(Stated problem)
What follows is a block of records; restate each one word for word.

(Items listed in a dataset)
□ □ □

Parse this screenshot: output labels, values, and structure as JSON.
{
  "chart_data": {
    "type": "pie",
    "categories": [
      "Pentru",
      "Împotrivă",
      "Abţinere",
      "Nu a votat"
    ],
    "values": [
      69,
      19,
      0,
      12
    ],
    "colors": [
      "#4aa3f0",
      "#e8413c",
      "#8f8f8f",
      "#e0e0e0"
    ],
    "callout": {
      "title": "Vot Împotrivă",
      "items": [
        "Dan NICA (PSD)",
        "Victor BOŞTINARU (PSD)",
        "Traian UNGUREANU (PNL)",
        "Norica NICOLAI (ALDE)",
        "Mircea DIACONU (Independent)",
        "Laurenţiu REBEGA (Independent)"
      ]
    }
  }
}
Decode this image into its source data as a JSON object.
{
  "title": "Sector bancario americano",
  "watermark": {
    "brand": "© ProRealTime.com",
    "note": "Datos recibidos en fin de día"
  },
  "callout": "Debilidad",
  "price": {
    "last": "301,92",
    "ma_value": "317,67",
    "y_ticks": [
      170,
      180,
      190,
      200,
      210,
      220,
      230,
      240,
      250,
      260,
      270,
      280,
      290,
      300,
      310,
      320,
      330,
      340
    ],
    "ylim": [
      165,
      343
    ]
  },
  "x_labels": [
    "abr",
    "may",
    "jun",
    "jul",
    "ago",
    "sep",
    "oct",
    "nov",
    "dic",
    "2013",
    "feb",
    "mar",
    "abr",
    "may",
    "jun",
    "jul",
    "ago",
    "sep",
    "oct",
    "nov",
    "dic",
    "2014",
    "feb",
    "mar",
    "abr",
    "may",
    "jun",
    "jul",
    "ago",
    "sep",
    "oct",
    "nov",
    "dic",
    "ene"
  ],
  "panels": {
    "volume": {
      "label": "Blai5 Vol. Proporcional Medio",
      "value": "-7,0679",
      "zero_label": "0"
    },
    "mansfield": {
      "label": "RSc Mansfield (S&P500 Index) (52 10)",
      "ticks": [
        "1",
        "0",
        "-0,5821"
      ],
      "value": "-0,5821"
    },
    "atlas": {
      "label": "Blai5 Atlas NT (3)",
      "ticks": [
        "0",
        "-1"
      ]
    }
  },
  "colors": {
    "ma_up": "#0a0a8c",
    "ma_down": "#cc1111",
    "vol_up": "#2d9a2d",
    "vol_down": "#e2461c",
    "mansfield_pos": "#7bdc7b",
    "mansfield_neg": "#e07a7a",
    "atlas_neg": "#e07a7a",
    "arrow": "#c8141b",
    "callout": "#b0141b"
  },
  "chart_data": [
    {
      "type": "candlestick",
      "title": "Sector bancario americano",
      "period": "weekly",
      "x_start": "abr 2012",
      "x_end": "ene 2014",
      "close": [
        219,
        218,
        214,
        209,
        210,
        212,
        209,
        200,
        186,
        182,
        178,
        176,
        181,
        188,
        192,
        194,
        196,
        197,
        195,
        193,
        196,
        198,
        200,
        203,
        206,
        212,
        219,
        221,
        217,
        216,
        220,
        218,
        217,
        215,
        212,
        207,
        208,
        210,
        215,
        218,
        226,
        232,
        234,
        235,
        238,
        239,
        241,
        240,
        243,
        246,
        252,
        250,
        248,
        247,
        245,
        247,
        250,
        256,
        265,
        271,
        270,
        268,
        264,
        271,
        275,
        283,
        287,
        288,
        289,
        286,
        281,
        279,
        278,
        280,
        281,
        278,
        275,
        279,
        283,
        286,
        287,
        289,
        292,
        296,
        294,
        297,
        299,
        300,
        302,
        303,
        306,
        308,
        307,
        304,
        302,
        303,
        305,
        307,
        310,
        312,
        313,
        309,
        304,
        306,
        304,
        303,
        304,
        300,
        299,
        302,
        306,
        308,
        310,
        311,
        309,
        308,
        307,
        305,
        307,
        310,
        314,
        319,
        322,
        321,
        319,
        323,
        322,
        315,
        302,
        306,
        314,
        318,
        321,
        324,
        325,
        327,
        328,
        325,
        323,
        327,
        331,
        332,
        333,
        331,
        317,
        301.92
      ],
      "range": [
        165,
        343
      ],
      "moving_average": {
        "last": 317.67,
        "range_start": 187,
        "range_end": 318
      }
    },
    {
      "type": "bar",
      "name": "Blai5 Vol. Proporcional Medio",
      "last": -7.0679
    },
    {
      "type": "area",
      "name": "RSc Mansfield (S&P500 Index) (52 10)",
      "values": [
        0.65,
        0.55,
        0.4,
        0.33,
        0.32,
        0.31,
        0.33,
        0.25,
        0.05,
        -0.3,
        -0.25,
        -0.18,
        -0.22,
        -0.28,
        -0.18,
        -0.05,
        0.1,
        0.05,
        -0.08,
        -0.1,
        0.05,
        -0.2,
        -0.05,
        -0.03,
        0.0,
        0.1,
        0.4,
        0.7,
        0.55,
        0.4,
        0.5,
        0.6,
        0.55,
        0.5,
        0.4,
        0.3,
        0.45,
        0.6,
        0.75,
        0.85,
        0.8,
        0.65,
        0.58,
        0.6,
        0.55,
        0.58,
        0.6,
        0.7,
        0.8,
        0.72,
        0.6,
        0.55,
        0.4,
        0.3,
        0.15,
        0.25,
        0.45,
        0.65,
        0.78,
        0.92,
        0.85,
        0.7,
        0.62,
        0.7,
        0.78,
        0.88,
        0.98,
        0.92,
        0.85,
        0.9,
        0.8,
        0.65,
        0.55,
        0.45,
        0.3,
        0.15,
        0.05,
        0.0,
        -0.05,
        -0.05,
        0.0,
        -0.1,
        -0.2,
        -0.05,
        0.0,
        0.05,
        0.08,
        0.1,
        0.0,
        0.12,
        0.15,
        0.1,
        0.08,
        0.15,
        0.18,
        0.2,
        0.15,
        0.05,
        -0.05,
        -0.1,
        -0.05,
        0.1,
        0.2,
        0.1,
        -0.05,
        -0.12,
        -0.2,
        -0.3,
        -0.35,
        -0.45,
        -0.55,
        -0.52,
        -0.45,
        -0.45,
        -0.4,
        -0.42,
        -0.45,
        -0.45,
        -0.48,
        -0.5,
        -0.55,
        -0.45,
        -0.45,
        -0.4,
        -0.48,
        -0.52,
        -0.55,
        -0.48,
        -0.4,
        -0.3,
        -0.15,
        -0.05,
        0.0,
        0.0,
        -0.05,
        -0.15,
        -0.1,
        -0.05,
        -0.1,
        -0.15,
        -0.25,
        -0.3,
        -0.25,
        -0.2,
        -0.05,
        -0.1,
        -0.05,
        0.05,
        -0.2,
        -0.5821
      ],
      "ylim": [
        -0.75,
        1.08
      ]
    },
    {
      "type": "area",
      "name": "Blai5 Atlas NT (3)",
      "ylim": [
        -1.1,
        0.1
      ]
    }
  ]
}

□ □ □

(Exercise solution)
Parse this screenshot: output labels, values, and structure as JSON.
{
  "chart_data": {
    "type": "pie",
    "categories": [
      "Pentru",
      "Împotrivă",
      "Abţinere",
      "Nu a votat"
    ],
    "values": [
      69,
      19,
      0,
      12
    ],
    "colors": [
      "#4aa3f0",
      "#e8413c",
      "#8f8f8f",
      "#e0e0e0"
    ],
    "callout": {
      "title": "Vot Împotrivă",
      "items": [
        "Dan NICA (PSD)",
        "Victor BOŞTINARU (PSD)",
        "Traian UNGUREANU (PNL)",
        "Norica NICOLAI (ALDE)",
        "Mircea DIACONU (Independent)",
        "Laurenţiu REBEGA (Independent)"
      ]
    }
  }
}
Decode this image into its source data as a JSON object.
{
  "title": "Sector bancario americano",
  "watermark": {
    "brand": "© ProRealTime.com",
    "note": "Datos recibidos en fin de día"
  },
  "callout": "Debilidad",
  "price": {
    "last": "301,92",
    "ma_value": "317,67",
    "y_ticks": [
      170,
      180,
      190,
      200,
      210,
      220,
      230,
      240,
      250,
      260,
      270,
      280,
      290,
      300,
      310,
      320,
      330,
      340
    ],
    "ylim": [
      165,
      343
    ]
  },
  "x_labels": [
    "abr",
    "may",
    "jun",
    "jul",
    "ago",
    "sep",
    "oct",
    "nov",
    "dic",
    "2013",
    "feb",
    "mar",
    "abr",
    "may",
    "jun",
    "jul",
    "ago",
    "sep",
    "oct",
    "nov",
    "dic",
    "2014",
    "feb",
    "mar",
    "abr",
    "may",
    "jun",
    "jul",
    "ago",
    "sep",
    "oct",
    "nov",
    "dic",
    "ene"
  ],
  "panels": {
    "volume": {
      "label": "Blai5 Vol. Proporcional Medio",
      "value": "-7,0679",
      "zero_label": "0"
    },
    "mansfield": {
      "label": "RSc Mansfield (S&P500 Index) (52 10)",
      "ticks": [
        "1",
        "0",
        "-0,5821"
      ],
      "value": "-0,5821"
    },
    "atlas": {
      "label": "Blai5 Atlas NT (3)",
      "ticks": [
        "0",
        "-1"
      ]
    }
  },
  "colors": {
    "ma_up": "#0a0a8c",
    "ma_down": "#cc1111",
    "vol_up": "#2d9a2d",
    "vol_down": "#e2461c",
    "mansfield_pos": "#7bdc7b",
    "mansfield_neg": "#e07a7a",
    "atlas_neg": "#e07a7a",
    "arrow": "#c8141b",
    "callout": "#b0141b"
  },
  "chart_data": [
    {
      "type": "candlestick",
      "title": "Sector bancario americano",
      "period": "weekly",
      "x_start": "abr 2012",
      "x_end": "ene 2014",
      "close": [
        219,
        218,
        214,
        209,
        210,
        212,
        209,
        200,
        186,
        182,
        178,
        176,
        181,
        188,
        192,
        194,
        196,
        197,
        195,
        193,
        196,
        198,
        200,
        203,
        206,
        212,
        219,
        221,
        217,
        216,
        220,
        218,
        217,
        215,
        212,
        207,
        208,
        210,
        215,
        218,
        226,
        232,
        234,
        235,
        238,
        239,
        241,
        240,
        243,
        246,
        252,
        250,
        248,
        247,
        245,
        247,
        250,
        256,
        265,
        271,
        270,
        268,
        264,
        271,
        275,
        283,
        287,
        288,
        289,
        286,
        281,
        279,
        278,
        280,
        281,
        278,
        275,
        279,
        283,
        286,
        287,
        289,
        292,
        296,
        294,
        297,
        299,
        300,
        302,
        303,
        306,
        308,
        307,
        304,
        302,
        303,
        305,
        307,
        310,
        312,
        313,
        309,
        304,
        306,
        304,
        303,
        304,
        300,
        299,
        302,
        306,
        308,
        310,
        311,
        309,
        308,
        307,
        305,
        307,
        310,
        314,
        319,
        322,
        321,
        319,
        323,
        322,
        315,
        302,
        306,
        314,
        318,
        321,
        324,
        325,
        327,
        328,
        325,
        323,
        327,
        331,
        332,
        333,
        331,
        317,
        301.92
      ],
      "range": [
        165,
        343
      ],
      "moving_average": {
        "last": 317.67,
        "range_start": 187,
        "range_end": 318
      }
    },
    {
      "type": "bar",
      "name": "Blai5 Vol. Proporcional Medio",
      "last": -7.0679
    },
    {
      "type": "area",
      "name": "RSc Mansfield (S&P500 Index) (52 10)",
      "values": [
        0.65,
        0.55,
        0.4,
        0.33,
        0.32,
        0.31,
        0.33,
        0.25,
        0.05,
        -0.3,
        -0.25,
        -0.18,
        -0.22,
        -0.28,
        -0.18,
        -0.05,
        0.1,
        0.05,
        -0.08,
        -0.1,
        0.05,
        -0.2,
        -0.05,
        -0.03,
        0.0,
        0.1,
        0.4,
        0.7,
        0.55,
        0.4,
        0.5,
        0.6,
        0.55,
        0.5,
        0.4,
        0.3,
        0.45,
        0.6,
        0.75,
        0.85,
        0.8,
        0.65,
        0.58,
        0.6,
        0.55,
        0.58,
        0.6,
        0.7,
        0.8,
        0.72,
        0.6,
        0.55,
        0.4,
        0.3,
        0.15,
        0.25,
        0.45,
        0.65,
        0.78,
        0.92,
        0.85,
        0.7,
        0.62,
        0.7,
        0.78,
        0.88,
        0.98,
        0.92,
        0.85,
        0.9,
        0.8,
        0.65,
        0.55,
        0.45,
        0.3,
        0.15,
        0.05,
        0.0,
        -0.05,
        -0.05,
        0.0,
        -0.1,
        -0.2,
        -0.05,
        0.0,
        0.05,
        0.08,
        0.1,
        0.0,
        0.12,
        0.15,
        0.1,
        0.08,
        0.15,
        0.18,
        0.2,
        0.15,
        0.05,
        -0.05,
        -0.1,
        -0.05,
        0.1,
        0.2,
        0.1,
        -0.05,
        -0.12,
        -0.2,
        -0.3,
        -0.35,
        -0.45,
        -0.55,
        -0.52,
        -0.45,
        -0.45,
        -0.4,
        -0.42,
        -0.45,
        -0.45,
        -0.48,
        -0.5,
        -0.55,
        -0.45,
        -0.45,
        -0.4,
        -0.48,
        -0.52,
        -0.55,
        -0.48,
        -0.4,
        -0.3,
        -0.15,
        -0.05,
        0.0,
        0.0,
        -0.05,
        -0.15,
        -0.1,
        -0.05,
        -0.1,
        -0.15,
        -0.25,
        -0.3,
        -0.25,
        -0.2,
        -0.05,
        -0.1,
        -0.05,
        0.05,
        -0.2,
        -0.5821
      ],
      "ylim": [
        -0.75,
        1.08
      ]
    },
    {
      "type": "area",
      "name": "Blai5 Atlas NT (3)",
      "ylim": [
        -1.1,
        0.1
      ]
    }
  ]
}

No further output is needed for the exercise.